(Lines of data)
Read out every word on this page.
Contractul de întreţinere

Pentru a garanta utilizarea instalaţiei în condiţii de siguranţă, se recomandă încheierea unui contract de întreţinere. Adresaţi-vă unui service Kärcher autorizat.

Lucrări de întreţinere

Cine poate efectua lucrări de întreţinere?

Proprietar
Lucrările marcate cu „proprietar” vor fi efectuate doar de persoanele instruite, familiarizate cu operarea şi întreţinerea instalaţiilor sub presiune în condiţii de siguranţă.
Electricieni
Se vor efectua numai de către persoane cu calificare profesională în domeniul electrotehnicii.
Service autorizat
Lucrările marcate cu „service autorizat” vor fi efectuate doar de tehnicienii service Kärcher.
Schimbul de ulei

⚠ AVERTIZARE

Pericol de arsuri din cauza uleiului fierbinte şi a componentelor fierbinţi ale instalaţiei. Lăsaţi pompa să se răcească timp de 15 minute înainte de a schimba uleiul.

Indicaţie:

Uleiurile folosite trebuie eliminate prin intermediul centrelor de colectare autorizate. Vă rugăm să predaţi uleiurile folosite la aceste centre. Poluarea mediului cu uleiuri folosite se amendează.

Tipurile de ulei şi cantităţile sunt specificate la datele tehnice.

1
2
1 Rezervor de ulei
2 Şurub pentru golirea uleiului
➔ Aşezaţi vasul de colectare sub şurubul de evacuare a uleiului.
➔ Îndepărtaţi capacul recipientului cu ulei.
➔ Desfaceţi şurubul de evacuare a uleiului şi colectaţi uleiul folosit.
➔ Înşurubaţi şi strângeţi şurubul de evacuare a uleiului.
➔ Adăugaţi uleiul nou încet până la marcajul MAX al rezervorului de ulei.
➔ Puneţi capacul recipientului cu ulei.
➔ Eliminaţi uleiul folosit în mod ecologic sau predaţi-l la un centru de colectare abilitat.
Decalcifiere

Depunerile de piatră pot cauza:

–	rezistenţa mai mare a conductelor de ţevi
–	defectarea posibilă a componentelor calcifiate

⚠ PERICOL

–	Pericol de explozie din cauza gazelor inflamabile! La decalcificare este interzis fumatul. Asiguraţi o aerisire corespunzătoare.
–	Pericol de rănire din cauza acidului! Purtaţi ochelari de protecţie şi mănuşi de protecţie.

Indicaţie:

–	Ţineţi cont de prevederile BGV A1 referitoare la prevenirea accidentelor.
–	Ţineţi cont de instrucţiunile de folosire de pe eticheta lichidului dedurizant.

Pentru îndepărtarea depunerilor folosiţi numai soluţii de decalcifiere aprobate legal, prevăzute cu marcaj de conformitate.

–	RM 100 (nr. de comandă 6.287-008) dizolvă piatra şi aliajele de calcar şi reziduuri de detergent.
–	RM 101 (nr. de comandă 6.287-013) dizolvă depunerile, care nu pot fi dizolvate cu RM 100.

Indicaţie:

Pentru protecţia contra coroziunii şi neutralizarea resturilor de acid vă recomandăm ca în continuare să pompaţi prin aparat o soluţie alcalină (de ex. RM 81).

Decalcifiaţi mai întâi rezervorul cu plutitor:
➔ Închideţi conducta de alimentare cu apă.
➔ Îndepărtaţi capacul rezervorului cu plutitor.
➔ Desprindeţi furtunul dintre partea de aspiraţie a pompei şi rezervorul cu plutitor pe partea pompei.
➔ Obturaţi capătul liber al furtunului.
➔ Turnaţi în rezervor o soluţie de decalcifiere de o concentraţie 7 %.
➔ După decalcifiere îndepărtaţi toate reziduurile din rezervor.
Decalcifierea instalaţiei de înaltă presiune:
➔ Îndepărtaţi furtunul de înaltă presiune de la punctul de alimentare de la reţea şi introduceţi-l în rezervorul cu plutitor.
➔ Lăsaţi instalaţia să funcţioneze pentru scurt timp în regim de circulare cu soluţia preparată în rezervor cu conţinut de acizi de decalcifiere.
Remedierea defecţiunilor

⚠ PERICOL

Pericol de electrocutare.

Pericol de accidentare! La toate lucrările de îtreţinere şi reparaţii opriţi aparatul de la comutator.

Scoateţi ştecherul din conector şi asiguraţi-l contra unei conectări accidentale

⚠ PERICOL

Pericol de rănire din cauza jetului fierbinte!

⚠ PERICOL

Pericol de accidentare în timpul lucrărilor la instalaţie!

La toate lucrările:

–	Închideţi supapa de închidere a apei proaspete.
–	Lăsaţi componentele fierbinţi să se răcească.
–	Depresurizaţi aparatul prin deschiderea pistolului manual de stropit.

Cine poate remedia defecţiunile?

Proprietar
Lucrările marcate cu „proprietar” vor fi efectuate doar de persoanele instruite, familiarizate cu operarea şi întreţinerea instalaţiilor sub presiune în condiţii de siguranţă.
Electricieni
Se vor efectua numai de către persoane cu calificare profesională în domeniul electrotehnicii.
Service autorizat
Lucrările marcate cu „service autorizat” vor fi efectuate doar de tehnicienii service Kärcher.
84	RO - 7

---

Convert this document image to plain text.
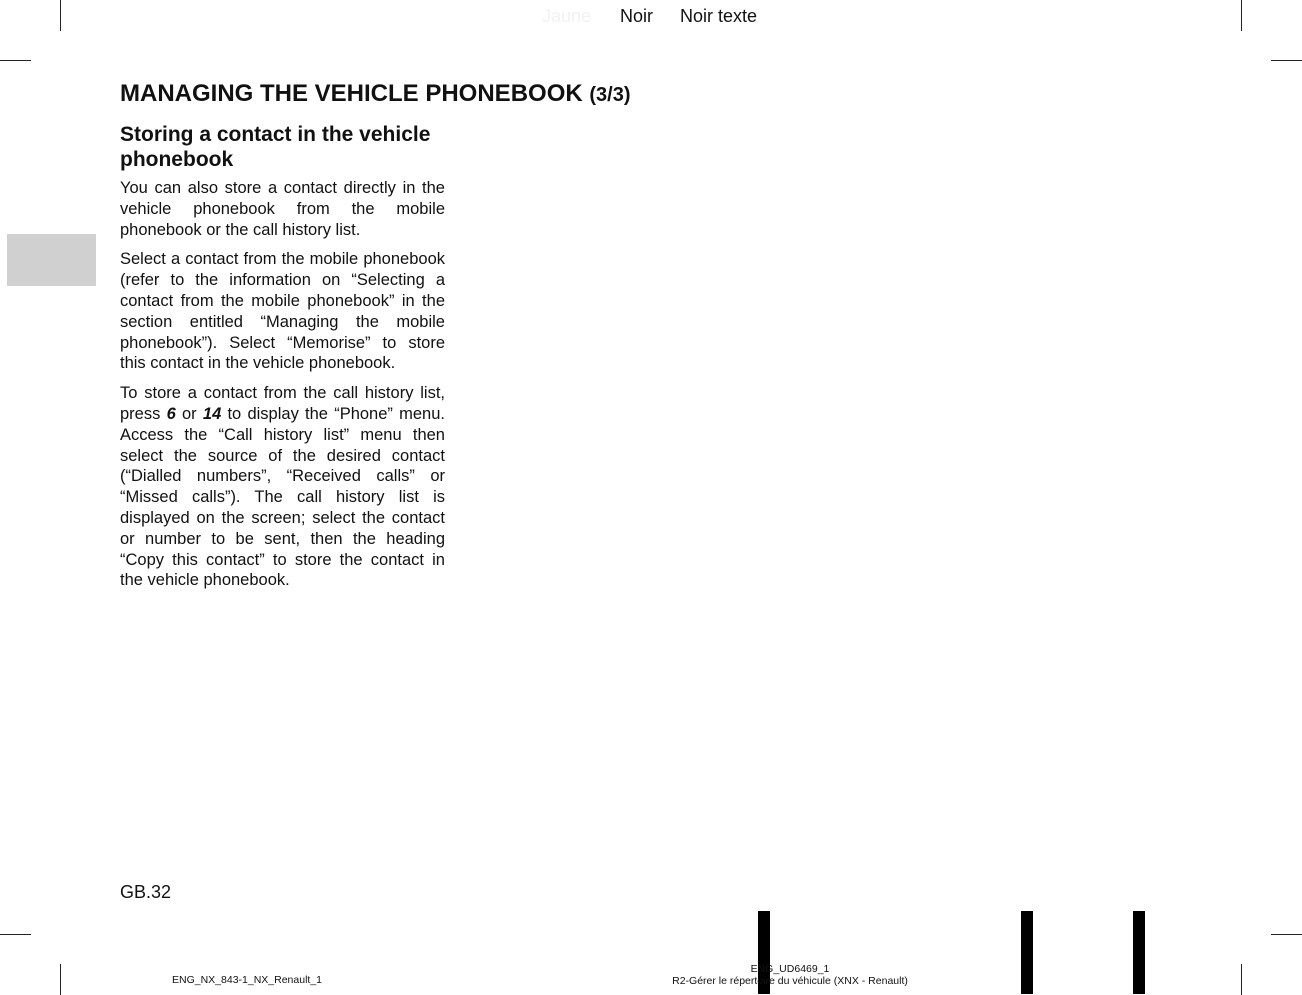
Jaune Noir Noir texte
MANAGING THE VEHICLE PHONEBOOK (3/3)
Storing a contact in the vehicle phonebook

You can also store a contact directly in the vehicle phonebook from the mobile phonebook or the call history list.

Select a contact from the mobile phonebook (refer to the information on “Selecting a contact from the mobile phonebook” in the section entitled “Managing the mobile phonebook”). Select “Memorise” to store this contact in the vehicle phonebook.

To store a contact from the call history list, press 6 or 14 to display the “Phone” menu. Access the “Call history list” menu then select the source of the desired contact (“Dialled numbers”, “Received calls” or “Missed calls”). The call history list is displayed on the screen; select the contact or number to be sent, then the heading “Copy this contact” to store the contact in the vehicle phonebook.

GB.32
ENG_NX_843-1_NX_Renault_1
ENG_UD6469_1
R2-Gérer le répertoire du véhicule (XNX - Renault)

**Exercise brief**
Copy every line above that includes the string "soluţie".

**Task result**
Pentru protecţia contra coroziunii şi neutralizarea resturilor de acid vă recomandăm ca în continuare să pompaţi prin aparat o soluţie alcalină (de ex. RM 81).
➔ Turnaţi în rezervor o soluţie de decalcifiere de o concentraţie 7 %.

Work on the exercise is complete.